#### RECORDED INFORMATION

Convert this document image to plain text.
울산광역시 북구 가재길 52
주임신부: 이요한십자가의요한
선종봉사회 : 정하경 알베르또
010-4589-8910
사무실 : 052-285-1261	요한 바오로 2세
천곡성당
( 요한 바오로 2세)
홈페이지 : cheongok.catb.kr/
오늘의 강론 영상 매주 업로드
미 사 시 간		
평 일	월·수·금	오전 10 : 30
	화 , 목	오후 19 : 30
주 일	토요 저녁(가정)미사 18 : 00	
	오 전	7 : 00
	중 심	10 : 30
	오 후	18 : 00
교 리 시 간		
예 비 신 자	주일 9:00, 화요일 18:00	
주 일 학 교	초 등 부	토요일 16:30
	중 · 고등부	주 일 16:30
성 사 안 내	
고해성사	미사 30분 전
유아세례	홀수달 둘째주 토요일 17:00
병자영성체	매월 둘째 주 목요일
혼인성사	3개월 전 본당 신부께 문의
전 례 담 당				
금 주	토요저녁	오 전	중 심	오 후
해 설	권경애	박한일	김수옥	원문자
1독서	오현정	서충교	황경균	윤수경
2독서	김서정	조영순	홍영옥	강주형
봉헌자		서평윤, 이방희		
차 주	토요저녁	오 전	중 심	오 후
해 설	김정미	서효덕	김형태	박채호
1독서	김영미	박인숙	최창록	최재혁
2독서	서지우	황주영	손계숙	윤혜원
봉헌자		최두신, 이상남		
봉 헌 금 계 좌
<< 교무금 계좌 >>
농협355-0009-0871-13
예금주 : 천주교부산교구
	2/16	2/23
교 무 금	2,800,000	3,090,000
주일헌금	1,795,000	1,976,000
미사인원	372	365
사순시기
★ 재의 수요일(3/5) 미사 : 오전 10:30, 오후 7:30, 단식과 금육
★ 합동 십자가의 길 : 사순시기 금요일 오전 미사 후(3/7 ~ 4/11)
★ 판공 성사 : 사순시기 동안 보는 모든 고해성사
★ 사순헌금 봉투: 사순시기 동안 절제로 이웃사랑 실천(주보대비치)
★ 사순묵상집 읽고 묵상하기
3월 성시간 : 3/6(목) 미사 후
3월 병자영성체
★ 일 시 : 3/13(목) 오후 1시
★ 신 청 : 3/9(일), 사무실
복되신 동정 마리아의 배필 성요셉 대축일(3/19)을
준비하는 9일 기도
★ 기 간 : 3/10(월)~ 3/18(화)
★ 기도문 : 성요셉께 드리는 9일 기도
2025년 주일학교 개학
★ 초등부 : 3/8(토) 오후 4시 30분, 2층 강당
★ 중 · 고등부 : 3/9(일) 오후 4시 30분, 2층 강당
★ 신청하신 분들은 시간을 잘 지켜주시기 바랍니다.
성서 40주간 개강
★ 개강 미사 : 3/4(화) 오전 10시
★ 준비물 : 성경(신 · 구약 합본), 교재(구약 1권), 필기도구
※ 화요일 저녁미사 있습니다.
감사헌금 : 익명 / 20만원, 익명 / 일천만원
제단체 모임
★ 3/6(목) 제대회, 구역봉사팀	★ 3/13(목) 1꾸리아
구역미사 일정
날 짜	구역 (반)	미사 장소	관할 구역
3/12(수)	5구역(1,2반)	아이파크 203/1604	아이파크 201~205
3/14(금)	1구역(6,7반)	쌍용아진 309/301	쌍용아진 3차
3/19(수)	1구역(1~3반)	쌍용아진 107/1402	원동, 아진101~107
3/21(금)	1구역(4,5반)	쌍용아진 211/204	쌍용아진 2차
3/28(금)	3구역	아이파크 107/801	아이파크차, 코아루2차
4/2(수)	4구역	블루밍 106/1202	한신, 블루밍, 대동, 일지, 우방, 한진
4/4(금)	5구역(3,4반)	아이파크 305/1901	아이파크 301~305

########

Pick out, from the lines above, every one that contains the string "쌍용아진".

3/14(금)	1구역(6,7반)	쌍용아진 309/301	쌍용아진 3차
3/19(수)	1구역(1~3반)	쌍용아진 107/1402	원동, 아진101~107
3/21(금)	1구역(4,5반)	쌍용아진 211/204	쌍용아진 2차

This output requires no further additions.